** START INPUT **
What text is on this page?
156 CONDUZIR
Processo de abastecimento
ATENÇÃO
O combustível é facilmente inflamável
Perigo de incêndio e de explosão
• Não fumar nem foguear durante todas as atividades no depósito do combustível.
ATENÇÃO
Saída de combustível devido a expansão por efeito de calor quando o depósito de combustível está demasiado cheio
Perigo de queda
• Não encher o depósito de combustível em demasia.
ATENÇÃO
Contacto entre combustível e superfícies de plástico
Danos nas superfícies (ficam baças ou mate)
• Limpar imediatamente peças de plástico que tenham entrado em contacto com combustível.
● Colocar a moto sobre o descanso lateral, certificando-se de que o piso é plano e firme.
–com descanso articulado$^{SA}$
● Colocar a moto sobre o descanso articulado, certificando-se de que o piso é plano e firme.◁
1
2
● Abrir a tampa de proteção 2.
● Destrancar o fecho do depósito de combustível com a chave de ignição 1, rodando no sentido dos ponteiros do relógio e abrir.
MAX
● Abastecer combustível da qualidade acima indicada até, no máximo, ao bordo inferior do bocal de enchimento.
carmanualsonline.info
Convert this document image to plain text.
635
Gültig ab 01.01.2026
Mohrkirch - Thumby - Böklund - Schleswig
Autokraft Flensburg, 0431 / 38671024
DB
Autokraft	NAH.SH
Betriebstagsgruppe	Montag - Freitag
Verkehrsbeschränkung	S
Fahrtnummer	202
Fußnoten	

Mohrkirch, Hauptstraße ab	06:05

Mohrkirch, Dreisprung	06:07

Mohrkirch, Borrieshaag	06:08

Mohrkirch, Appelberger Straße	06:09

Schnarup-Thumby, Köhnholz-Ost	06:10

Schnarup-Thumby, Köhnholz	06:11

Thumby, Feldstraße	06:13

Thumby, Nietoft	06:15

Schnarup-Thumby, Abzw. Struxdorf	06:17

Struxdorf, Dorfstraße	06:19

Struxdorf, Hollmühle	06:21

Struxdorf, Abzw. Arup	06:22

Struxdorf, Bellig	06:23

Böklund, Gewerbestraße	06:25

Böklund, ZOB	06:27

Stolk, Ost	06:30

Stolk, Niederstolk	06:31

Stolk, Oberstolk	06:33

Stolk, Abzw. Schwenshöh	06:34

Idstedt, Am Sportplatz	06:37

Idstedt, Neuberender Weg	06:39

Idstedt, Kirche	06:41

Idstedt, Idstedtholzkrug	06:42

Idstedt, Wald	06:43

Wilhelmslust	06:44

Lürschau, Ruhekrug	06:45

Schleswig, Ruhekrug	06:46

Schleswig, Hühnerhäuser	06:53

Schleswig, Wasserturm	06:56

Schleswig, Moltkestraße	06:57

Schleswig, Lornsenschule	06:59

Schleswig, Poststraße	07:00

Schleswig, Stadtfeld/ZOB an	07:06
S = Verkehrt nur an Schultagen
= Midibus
** END INPUT **
● **WHAT THIS TASK INVOLVES**:
Beginning with the line that contains "Convert this document image to plain text.", quote each line exactly through the last line of the entries above, and nothing beyond them.

● **THE SOLUTION**:
Convert this document image to plain text.
635
Gültig ab 01.01.2026
Mohrkirch - Thumby - Böklund - Schleswig
Autokraft Flensburg, 0431 / 38671024
DB
Autokraft	NAH.SH
Betriebstagsgruppe	Montag - Freitag
Verkehrsbeschränkung	S
Fahrtnummer	202
Fußnoten	

Mohrkirch, Hauptstraße ab	06:05

Mohrkirch, Dreisprung	06:07

Mohrkirch, Borrieshaag	06:08

Mohrkirch, Appelberger Straße	06:09

Schnarup-Thumby, Köhnholz-Ost	06:10

Schnarup-Thumby, Köhnholz	06:11

Thumby, Feldstraße	06:13

Thumby, Nietoft	06:15

Schnarup-Thumby, Abzw. Struxdorf	06:17

Struxdorf, Dorfstraße	06:19

Struxdorf, Hollmühle	06:21

Struxdorf, Abzw. Arup	06:22

Struxdorf, Bellig	06:23

Böklund, Gewerbestraße	06:25

Böklund, ZOB	06:27

Stolk, Ost	06:30

Stolk, Niederstolk	06:31

Stolk, Oberstolk	06:33

Stolk, Abzw. Schwenshöh	06:34

Idstedt, Am Sportplatz	06:37

Idstedt, Neuberender Weg	06:39

Idstedt, Kirche	06:41

Idstedt, Idstedtholzkrug	06:42

Idstedt, Wald	06:43

Wilhelmslust	06:44

Lürschau, Ruhekrug	06:45

Schleswig, Ruhekrug	06:46

Schleswig, Hühnerhäuser	06:53

Schleswig, Wasserturm	06:56

Schleswig, Moltkestraße	06:57

Schleswig, Lornsenschule	06:59

Schleswig, Poststraße	07:00

Schleswig, Stadtfeld/ZOB an	07:06
S = Verkehrt nur an Schultagen
= Midibus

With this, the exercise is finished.